**PROBLEM DETAILS**
Begin with the line containing "Give me a plain-text" and copy each line exactly through the last line of the entries, inclusive.

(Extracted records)
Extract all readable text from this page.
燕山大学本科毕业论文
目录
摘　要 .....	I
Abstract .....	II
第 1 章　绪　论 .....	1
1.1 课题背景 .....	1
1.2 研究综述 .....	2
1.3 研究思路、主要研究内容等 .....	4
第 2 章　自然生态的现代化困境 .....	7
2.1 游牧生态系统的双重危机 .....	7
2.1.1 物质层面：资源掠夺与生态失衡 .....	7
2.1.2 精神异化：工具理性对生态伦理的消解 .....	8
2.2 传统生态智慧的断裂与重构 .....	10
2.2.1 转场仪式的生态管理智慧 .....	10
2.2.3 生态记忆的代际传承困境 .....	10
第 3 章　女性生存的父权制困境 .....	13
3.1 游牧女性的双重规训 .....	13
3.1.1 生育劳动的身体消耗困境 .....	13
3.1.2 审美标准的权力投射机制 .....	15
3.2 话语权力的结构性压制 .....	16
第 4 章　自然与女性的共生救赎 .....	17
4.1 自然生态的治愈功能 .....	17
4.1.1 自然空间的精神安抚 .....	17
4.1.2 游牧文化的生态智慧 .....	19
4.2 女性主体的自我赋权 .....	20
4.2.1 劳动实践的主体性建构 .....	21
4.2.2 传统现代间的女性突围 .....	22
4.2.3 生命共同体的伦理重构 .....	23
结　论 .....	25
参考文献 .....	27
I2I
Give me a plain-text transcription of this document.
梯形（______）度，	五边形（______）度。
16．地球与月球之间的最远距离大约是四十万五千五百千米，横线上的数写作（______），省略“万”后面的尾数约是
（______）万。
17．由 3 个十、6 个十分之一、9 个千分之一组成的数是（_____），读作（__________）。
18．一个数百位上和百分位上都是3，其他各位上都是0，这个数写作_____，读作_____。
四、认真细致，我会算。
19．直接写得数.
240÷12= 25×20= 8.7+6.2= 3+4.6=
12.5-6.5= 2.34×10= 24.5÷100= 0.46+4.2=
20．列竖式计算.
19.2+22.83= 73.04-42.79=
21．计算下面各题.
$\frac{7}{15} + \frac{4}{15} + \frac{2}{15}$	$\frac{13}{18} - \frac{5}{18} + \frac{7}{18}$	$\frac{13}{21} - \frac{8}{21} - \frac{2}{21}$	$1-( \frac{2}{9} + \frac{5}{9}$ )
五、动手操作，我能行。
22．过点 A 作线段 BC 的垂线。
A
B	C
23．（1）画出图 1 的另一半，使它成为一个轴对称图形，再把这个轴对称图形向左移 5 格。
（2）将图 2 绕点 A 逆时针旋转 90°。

**THE RESPONSE**
Give me a plain-text transcription of this document.
梯形（______）度，	五边形（______）度。
16．地球与月球之间的最远距离大约是四十万五千五百千米，横线上的数写作（______），省略“万”后面的尾数约是
（______）万。
17．由 3 个十、6 个十分之一、9 个千分之一组成的数是（_____），读作（__________）。
18．一个数百位上和百分位上都是3，其他各位上都是0，这个数写作_____，读作_____。
四、认真细致，我会算。
19．直接写得数.
240÷12= 25×20= 8.7+6.2= 3+4.6=
12.5-6.5= 2.34×10= 24.5÷100= 0.46+4.2=
20．列竖式计算.
19.2+22.83= 73.04-42.79=
21．计算下面各题.
$\frac{7}{15} + \frac{4}{15} + \frac{2}{15}$	$\frac{13}{18} - \frac{5}{18} + \frac{7}{18}$	$\frac{13}{21} - \frac{8}{21} - \frac{2}{21}$	$1-( \frac{2}{9} + \frac{5}{9}$ )
五、动手操作，我能行。
22．过点 A 作线段 BC 的垂线。
A
B	C
23．（1）画出图 1 的另一半，使它成为一个轴对称图形，再把这个轴对称图形向左移 5 格。
（2）将图 2 绕点 A 逆时针旋转 90°。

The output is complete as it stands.